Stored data

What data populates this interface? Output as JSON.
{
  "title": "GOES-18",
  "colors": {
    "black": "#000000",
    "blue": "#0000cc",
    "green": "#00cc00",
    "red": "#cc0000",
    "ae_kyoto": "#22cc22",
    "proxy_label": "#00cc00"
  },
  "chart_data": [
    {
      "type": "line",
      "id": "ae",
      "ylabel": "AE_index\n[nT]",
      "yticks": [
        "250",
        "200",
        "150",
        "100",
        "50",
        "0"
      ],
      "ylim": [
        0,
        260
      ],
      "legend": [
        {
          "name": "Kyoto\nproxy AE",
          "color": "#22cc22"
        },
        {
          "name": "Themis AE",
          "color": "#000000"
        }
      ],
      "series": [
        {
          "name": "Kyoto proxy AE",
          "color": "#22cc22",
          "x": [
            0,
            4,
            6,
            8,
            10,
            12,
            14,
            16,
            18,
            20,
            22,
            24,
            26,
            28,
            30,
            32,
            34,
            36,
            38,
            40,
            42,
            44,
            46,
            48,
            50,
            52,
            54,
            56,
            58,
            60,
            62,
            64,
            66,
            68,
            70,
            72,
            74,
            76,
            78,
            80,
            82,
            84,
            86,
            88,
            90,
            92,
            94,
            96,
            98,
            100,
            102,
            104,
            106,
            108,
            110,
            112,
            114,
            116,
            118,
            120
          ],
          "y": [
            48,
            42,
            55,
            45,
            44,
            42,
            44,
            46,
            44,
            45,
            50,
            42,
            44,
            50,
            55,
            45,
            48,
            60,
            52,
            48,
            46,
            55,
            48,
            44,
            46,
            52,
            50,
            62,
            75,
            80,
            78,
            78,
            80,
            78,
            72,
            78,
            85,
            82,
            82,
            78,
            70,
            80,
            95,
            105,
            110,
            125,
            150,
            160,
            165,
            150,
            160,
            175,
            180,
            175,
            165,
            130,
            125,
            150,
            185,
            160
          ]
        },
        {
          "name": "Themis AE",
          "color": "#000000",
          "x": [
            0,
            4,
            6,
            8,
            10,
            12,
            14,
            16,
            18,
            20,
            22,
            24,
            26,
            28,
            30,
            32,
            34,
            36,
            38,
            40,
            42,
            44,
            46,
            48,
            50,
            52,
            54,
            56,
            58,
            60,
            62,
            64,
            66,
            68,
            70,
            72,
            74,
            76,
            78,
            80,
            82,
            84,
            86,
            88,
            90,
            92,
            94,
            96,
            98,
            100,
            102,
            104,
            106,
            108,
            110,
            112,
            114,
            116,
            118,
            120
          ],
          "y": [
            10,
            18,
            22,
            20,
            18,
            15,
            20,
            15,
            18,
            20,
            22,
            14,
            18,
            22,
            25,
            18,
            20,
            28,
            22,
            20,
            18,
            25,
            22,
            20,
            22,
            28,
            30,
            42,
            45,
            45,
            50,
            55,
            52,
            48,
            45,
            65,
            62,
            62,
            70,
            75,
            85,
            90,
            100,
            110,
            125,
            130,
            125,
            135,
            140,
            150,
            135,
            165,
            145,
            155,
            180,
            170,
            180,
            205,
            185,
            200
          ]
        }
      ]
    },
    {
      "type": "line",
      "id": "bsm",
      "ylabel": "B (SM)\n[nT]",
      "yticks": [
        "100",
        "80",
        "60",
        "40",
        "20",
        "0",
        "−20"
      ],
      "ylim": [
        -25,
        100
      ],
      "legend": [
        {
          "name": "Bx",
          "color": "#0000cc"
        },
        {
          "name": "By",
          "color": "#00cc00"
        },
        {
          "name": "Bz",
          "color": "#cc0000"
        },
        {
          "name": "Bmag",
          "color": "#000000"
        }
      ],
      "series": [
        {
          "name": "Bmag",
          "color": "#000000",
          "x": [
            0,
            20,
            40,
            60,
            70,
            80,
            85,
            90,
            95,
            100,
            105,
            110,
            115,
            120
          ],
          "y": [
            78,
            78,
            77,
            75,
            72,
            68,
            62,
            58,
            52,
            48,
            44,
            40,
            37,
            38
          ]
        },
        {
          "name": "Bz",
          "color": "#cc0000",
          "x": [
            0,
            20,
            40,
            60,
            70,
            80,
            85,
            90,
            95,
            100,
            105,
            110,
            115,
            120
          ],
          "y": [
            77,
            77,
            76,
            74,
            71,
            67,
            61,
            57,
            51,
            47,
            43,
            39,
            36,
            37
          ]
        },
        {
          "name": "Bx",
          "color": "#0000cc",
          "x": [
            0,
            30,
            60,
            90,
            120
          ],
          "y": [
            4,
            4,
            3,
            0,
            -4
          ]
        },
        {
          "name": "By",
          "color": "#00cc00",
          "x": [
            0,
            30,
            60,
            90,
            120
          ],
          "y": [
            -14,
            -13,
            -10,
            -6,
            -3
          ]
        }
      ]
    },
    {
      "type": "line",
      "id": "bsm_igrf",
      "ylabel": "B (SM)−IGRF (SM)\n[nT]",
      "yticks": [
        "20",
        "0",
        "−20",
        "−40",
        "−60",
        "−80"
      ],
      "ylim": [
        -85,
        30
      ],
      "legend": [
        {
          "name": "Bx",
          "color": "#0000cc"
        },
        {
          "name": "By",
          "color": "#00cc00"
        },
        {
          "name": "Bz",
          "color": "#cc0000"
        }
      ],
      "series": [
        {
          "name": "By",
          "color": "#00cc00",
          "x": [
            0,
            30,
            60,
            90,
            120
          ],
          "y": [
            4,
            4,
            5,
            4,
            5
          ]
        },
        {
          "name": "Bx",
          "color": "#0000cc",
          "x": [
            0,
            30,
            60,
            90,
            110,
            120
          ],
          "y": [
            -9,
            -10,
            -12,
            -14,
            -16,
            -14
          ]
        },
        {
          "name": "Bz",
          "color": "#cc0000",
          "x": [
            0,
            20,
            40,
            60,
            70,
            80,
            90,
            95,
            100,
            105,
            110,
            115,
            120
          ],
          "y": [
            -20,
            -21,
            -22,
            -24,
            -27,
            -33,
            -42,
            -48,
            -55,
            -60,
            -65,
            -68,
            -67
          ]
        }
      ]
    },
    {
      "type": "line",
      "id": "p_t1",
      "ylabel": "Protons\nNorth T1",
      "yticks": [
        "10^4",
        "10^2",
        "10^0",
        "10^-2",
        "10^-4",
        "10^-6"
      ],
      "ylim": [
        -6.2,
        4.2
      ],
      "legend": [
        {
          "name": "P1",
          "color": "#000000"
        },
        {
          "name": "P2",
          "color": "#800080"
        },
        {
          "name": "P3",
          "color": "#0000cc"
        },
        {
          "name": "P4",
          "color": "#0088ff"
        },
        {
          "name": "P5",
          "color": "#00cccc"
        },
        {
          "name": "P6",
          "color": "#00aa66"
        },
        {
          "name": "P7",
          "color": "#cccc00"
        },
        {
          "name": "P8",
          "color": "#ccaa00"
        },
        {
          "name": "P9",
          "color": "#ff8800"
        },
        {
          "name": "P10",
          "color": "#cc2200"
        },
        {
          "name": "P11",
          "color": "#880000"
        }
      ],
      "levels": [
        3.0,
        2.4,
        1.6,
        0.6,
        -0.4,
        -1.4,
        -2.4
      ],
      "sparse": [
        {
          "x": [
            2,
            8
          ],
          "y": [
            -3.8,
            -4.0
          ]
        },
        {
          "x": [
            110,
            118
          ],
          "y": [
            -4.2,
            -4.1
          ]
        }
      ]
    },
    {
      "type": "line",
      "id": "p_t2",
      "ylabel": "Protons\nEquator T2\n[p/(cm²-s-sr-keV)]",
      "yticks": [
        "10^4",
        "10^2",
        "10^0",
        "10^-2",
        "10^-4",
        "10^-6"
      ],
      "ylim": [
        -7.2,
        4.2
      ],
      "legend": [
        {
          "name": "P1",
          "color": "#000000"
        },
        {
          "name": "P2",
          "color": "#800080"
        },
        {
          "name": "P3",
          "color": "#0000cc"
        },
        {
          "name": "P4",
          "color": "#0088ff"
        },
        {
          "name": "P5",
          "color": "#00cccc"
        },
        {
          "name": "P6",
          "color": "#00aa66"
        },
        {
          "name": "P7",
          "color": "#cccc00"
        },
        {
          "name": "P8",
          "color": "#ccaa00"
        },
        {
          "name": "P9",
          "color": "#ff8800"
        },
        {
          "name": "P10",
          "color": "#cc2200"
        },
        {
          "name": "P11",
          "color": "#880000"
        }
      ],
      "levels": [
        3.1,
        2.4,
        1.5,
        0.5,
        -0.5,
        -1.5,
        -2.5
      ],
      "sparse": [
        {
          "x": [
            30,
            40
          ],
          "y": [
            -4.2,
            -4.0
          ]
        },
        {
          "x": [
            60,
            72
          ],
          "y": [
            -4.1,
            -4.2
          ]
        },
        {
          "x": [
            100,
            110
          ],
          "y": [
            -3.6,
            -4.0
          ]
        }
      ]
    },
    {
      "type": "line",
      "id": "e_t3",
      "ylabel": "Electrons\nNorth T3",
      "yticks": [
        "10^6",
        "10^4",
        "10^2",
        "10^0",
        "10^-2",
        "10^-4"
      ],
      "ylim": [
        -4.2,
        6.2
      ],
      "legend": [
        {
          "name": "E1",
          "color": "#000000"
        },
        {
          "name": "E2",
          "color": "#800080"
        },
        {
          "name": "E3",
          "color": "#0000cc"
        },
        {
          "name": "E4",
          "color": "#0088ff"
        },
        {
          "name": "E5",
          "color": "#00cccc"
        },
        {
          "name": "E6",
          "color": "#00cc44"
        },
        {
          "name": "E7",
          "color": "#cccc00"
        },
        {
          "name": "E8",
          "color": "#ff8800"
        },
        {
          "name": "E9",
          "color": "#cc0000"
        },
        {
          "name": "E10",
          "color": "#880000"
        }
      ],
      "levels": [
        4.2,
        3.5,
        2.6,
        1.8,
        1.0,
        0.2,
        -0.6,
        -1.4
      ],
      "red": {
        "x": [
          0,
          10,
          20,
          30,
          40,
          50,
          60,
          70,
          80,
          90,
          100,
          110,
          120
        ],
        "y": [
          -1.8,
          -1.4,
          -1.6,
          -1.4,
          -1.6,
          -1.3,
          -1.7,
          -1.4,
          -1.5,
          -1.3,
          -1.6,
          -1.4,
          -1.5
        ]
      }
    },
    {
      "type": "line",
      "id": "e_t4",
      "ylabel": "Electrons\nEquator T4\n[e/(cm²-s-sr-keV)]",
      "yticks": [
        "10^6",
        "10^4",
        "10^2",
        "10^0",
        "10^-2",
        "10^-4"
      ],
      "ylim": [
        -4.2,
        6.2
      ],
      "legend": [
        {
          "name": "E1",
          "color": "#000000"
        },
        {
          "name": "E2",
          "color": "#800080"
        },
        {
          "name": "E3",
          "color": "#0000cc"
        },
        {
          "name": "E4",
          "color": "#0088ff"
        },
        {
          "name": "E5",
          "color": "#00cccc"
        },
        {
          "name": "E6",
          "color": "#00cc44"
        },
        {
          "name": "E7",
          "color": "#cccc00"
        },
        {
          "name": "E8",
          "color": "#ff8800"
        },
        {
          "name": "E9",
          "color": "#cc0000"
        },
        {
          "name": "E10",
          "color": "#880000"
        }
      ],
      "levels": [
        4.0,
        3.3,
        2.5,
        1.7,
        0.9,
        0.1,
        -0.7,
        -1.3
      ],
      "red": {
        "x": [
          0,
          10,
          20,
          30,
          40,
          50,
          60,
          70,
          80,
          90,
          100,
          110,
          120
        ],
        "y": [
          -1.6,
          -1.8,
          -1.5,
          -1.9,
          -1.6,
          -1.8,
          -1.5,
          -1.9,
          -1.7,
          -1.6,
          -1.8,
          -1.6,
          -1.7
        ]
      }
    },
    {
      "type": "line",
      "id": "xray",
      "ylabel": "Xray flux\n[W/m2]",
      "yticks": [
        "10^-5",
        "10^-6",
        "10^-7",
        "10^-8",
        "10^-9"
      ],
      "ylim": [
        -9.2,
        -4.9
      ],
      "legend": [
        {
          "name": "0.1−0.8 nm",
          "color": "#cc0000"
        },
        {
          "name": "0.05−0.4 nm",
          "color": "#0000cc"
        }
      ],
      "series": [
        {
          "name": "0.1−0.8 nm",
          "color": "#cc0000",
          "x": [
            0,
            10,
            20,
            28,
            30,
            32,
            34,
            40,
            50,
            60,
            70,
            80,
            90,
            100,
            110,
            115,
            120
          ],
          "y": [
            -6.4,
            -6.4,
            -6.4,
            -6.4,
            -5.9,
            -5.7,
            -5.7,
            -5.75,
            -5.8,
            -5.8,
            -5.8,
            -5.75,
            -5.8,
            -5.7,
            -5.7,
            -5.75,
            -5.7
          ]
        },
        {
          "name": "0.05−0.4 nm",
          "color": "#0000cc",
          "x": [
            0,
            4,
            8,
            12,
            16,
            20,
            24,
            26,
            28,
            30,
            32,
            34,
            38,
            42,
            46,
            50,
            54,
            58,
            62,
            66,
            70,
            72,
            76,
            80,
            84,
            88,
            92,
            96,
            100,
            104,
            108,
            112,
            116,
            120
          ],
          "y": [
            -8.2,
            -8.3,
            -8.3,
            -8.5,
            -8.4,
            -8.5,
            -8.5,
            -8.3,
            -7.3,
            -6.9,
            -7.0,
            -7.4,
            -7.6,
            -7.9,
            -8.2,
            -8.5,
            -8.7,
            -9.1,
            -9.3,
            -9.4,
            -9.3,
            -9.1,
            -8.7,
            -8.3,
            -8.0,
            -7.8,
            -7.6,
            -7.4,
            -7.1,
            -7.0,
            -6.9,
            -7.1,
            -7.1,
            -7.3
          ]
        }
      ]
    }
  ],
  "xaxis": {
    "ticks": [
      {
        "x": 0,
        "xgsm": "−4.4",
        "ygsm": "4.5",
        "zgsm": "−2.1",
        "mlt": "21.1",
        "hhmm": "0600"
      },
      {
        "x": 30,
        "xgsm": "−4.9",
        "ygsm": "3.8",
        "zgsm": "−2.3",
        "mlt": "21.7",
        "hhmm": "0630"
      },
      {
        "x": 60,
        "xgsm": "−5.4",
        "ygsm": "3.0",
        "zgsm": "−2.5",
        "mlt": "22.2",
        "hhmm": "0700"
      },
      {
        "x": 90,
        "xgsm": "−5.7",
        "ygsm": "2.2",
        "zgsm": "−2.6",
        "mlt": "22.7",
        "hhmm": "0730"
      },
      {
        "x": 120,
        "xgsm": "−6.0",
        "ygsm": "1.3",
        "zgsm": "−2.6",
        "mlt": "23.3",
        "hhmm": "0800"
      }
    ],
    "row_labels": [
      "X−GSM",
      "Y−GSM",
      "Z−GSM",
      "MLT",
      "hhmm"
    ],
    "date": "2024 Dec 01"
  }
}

* [REQUIREMENTS]: In the entries above, find every line with the word "ylabel" and list it.

* [PROBLEM SOLUTION]:
      "ylabel": "AE_index\n[nT]",
      "ylabel": "B (SM)\n[nT]",
      "ylabel": "B (SM)−IGRF (SM)\n[nT]",
      "ylabel": "Protons\nNorth T1",
      "ylabel": "Protons\nEquator T2\n[p/(cm²-s-sr-keV)]",
      "ylabel": "Electrons\nNorth T3",
      "ylabel": "Electrons\nEquator T4\n[e/(cm²-s-sr-keV)]",
      "ylabel": "Xray flux\n[W/m2]",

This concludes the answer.